* _AIM_
Copy the following listing word for word, every line in its original order.

---------- DATA SUPPLIED ----------

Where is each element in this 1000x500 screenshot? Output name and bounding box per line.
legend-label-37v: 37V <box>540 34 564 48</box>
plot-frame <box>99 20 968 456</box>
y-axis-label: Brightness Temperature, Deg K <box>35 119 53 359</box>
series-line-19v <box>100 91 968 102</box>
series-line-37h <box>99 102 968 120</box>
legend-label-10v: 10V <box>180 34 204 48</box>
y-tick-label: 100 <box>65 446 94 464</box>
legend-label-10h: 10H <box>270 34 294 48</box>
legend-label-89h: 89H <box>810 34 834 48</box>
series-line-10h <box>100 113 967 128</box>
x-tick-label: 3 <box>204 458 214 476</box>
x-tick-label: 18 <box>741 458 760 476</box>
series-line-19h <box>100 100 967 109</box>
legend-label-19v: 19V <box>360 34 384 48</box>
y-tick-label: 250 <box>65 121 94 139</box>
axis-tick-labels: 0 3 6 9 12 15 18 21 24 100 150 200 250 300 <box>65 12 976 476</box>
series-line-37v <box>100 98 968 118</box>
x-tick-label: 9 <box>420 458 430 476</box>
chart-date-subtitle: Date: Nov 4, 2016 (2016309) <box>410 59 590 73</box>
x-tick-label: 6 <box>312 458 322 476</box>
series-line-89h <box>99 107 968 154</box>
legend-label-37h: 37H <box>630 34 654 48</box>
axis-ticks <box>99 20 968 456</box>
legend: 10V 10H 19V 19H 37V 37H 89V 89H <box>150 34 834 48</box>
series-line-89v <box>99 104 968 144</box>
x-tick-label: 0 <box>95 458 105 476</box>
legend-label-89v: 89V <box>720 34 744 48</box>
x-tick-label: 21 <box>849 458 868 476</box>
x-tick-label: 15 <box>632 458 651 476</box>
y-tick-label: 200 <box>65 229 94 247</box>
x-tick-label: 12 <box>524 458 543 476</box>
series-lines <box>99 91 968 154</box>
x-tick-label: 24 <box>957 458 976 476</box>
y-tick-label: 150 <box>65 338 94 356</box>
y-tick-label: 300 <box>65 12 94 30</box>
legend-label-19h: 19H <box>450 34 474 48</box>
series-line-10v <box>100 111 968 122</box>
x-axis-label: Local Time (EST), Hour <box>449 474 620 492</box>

----------

* _RESPONSE FOR THIS EXERCISE_
Where is each element in this 1000x500 screenshot? Output name and bounding box per line.
legend-label-37v: 37V <box>540 34 564 48</box>
plot-frame <box>99 20 968 456</box>
y-axis-label: Brightness Temperature, Deg K <box>35 119 53 359</box>
series-line-19v <box>100 91 968 102</box>
series-line-37h <box>99 102 968 120</box>
legend-label-10v: 10V <box>180 34 204 48</box>
y-tick-label: 100 <box>65 446 94 464</box>
legend-label-10h: 10H <box>270 34 294 48</box>
legend-label-89h: 89H <box>810 34 834 48</box>
series-line-10h <box>100 113 967 128</box>
x-tick-label: 3 <box>204 458 214 476</box>
x-tick-label: 18 <box>741 458 760 476</box>
series-line-19h <box>100 100 967 109</box>
legend-label-19v: 19V <box>360 34 384 48</box>
y-tick-label: 250 <box>65 121 94 139</box>
axis-tick-labels: 0 3 6 9 12 15 18 21 24 100 150 200 250 300 <box>65 12 976 476</box>
series-line-37v <box>100 98 968 118</box>
x-tick-label: 9 <box>420 458 430 476</box>
chart-date-subtitle: Date: Nov 4, 2016 (2016309) <box>410 59 590 73</box>
x-tick-label: 6 <box>312 458 322 476</box>
series-line-89h <box>99 107 968 154</box>
legend-label-37h: 37H <box>630 34 654 48</box>
axis-ticks <box>99 20 968 456</box>
legend: 10V 10H 19V 19H 37V 37H 89V 89H <box>150 34 834 48</box>
series-line-89v <box>99 104 968 144</box>
x-tick-label: 0 <box>95 458 105 476</box>
legend-label-89v: 89V <box>720 34 744 48</box>
x-tick-label: 21 <box>849 458 868 476</box>
x-tick-label: 15 <box>632 458 651 476</box>
y-tick-label: 200 <box>65 229 94 247</box>
x-tick-label: 12 <box>524 458 543 476</box>
series-lines <box>99 91 968 154</box>
x-tick-label: 24 <box>957 458 976 476</box>
y-tick-label: 150 <box>65 338 94 356</box>
y-tick-label: 300 <box>65 12 94 30</box>
legend-label-19h: 19H <box>450 34 474 48</box>
series-line-10v <box>100 111 968 122</box>
x-axis-label: Local Time (EST), Hour <box>449 474 620 492</box>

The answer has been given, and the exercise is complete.